Aim:
Leave out the pictures and copy each record below exactly.
________________
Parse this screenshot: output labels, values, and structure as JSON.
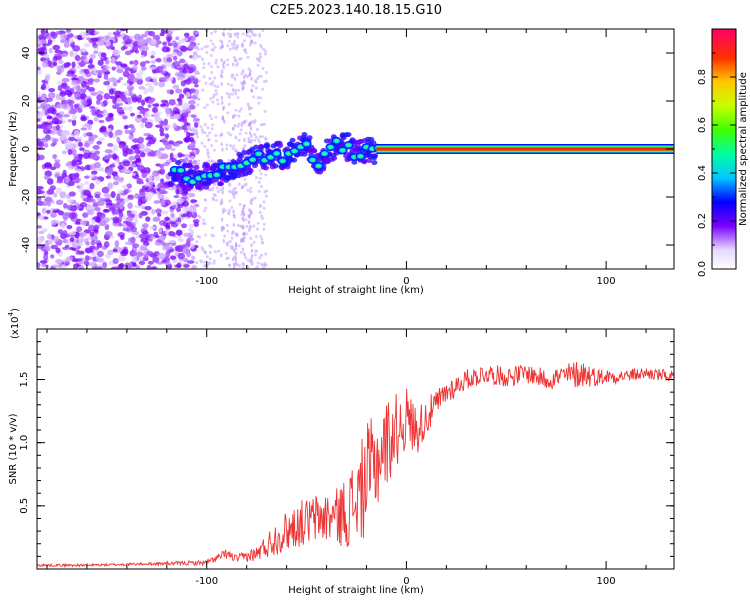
{
  "title": "C2E5.2023.140.18.15.G10",
  "chart_data": [
    {
      "type": "heatmap",
      "name": "spectrogram",
      "xlabel": "Height of straight line (km)",
      "ylabel": "Frequency (Hz)",
      "xlim": [
        -185,
        134
      ],
      "ylim": [
        -50,
        50
      ],
      "xticks": [
        -100,
        0,
        100
      ],
      "yticks": [
        -40,
        -20,
        0,
        20,
        40
      ],
      "ridge": {
        "x": [
          -118,
          -105,
          -95,
          -85,
          -75,
          -65,
          -60,
          -55,
          -50,
          -45,
          -40,
          -35,
          -30,
          -25,
          -20,
          -15,
          -10,
          -5,
          0,
          10,
          20,
          40,
          60,
          80,
          100,
          120,
          134
        ],
        "y": [
          -10,
          -12,
          -10,
          -7,
          -4,
          -2,
          -4,
          0,
          2,
          -6,
          -2,
          2,
          1,
          -2,
          0,
          -1,
          0,
          0,
          0,
          0,
          0,
          0,
          0,
          0,
          0,
          0,
          0
        ]
      },
      "colorbar": {
        "label": "Normalized spectral amplitude",
        "range": [
          0,
          1
        ],
        "ticks": [
          0.0,
          0.2,
          0.4,
          0.6,
          0.8
        ],
        "tick_labels": [
          "0.0",
          "0.2",
          "0.4",
          "0.6",
          "0.8"
        ]
      }
    },
    {
      "type": "line",
      "name": "snr",
      "xlabel": "Height of straight line (km)",
      "ylabel": "SNR (10 * v/v)",
      "scale_label": "(x10",
      "scale_exp": "4",
      "xlim": [
        -185,
        134
      ],
      "ylim": [
        0,
        1.9
      ],
      "xticks": [
        -100,
        0,
        100
      ],
      "yticks": [
        0.5,
        1.0,
        1.5
      ],
      "ytick_labels": [
        "0.5",
        "1.0",
        "1.5"
      ],
      "series": [
        {
          "name": "SNR",
          "color": "#ee3333",
          "x": [
            -185,
            -160,
            -130,
            -100,
            -90,
            -85,
            -75,
            -65,
            -55,
            -45,
            -35,
            -30,
            -25,
            -20,
            -15,
            -10,
            -5,
            0,
            5,
            10,
            15,
            20,
            30,
            40,
            50,
            60,
            70,
            80,
            88,
            95,
            110,
            120,
            134
          ],
          "y": [
            0.03,
            0.03,
            0.04,
            0.05,
            0.12,
            0.08,
            0.12,
            0.25,
            0.35,
            0.4,
            0.42,
            0.45,
            0.55,
            0.7,
            0.85,
            1.0,
            1.1,
            1.2,
            1.1,
            1.2,
            1.3,
            1.4,
            1.5,
            1.55,
            1.52,
            1.55,
            1.5,
            1.53,
            1.55,
            1.52,
            1.53,
            1.55,
            1.52
          ],
          "noise": [
            0.01,
            0.01,
            0.01,
            0.02,
            0.04,
            0.03,
            0.06,
            0.14,
            0.18,
            0.2,
            0.22,
            0.3,
            0.35,
            0.45,
            0.4,
            0.35,
            0.3,
            0.25,
            0.2,
            0.15,
            0.12,
            0.1,
            0.08,
            0.08,
            0.08,
            0.08,
            0.08,
            0.1,
            0.12,
            0.07,
            0.05,
            0.05,
            0.05
          ]
        }
      ]
    }
  ]
}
________________
Output of the task:
Parse this screenshot: output labels, values, and structure as JSON.
{
  "title": "C2E5.2023.140.18.15.G10",
  "chart_data": [
    {
      "type": "heatmap",
      "name": "spectrogram",
      "xlabel": "Height of straight line (km)",
      "ylabel": "Frequency (Hz)",
      "xlim": [
        -185,
        134
      ],
      "ylim": [
        -50,
        50
      ],
      "xticks": [
        -100,
        0,
        100
      ],
      "yticks": [
        -40,
        -20,
        0,
        20,
        40
      ],
      "ridge": {
        "x": [
          -118,
          -105,
          -95,
          -85,
          -75,
          -65,
          -60,
          -55,
          -50,
          -45,
          -40,
          -35,
          -30,
          -25,
          -20,
          -15,
          -10,
          -5,
          0,
          10,
          20,
          40,
          60,
          80,
          100,
          120,
          134
        ],
        "y": [
          -10,
          -12,
          -10,
          -7,
          -4,
          -2,
          -4,
          0,
          2,
          -6,
          -2,
          2,
          1,
          -2,
          0,
          -1,
          0,
          0,
          0,
          0,
          0,
          0,
          0,
          0,
          0,
          0,
          0
        ]
      },
      "colorbar": {
        "label": "Normalized spectral amplitude",
        "range": [
          0,
          1
        ],
        "ticks": [
          0.0,
          0.2,
          0.4,
          0.6,
          0.8
        ],
        "tick_labels": [
          "0.0",
          "0.2",
          "0.4",
          "0.6",
          "0.8"
        ]
      }
    },
    {
      "type": "line",
      "name": "snr",
      "xlabel": "Height of straight line (km)",
      "ylabel": "SNR (10 * v/v)",
      "scale_label": "(x10",
      "scale_exp": "4",
      "xlim": [
        -185,
        134
      ],
      "ylim": [
        0,
        1.9
      ],
      "xticks": [
        -100,
        0,
        100
      ],
      "yticks": [
        0.5,
        1.0,
        1.5
      ],
      "ytick_labels": [
        "0.5",
        "1.0",
        "1.5"
      ],
      "series": [
        {
          "name": "SNR",
          "color": "#ee3333",
          "x": [
            -185,
            -160,
            -130,
            -100,
            -90,
            -85,
            -75,
            -65,
            -55,
            -45,
            -35,
            -30,
            -25,
            -20,
            -15,
            -10,
            -5,
            0,
            5,
            10,
            15,
            20,
            30,
            40,
            50,
            60,
            70,
            80,
            88,
            95,
            110,
            120,
            134
          ],
          "y": [
            0.03,
            0.03,
            0.04,
            0.05,
            0.12,
            0.08,
            0.12,
            0.25,
            0.35,
            0.4,
            0.42,
            0.45,
            0.55,
            0.7,
            0.85,
            1.0,
            1.1,
            1.2,
            1.1,
            1.2,
            1.3,
            1.4,
            1.5,
            1.55,
            1.52,
            1.55,
            1.5,
            1.53,
            1.55,
            1.52,
            1.53,
            1.55,
            1.52
          ],
          "noise": [
            0.01,
            0.01,
            0.01,
            0.02,
            0.04,
            0.03,
            0.06,
            0.14,
            0.18,
            0.2,
            0.22,
            0.3,
            0.35,
            0.45,
            0.4,
            0.35,
            0.3,
            0.25,
            0.2,
            0.15,
            0.12,
            0.1,
            0.08,
            0.08,
            0.08,
            0.08,
            0.08,
            0.1,
            0.12,
            0.07,
            0.05,
            0.05,
            0.05
          ]
        }
      ]
    }
  ]
}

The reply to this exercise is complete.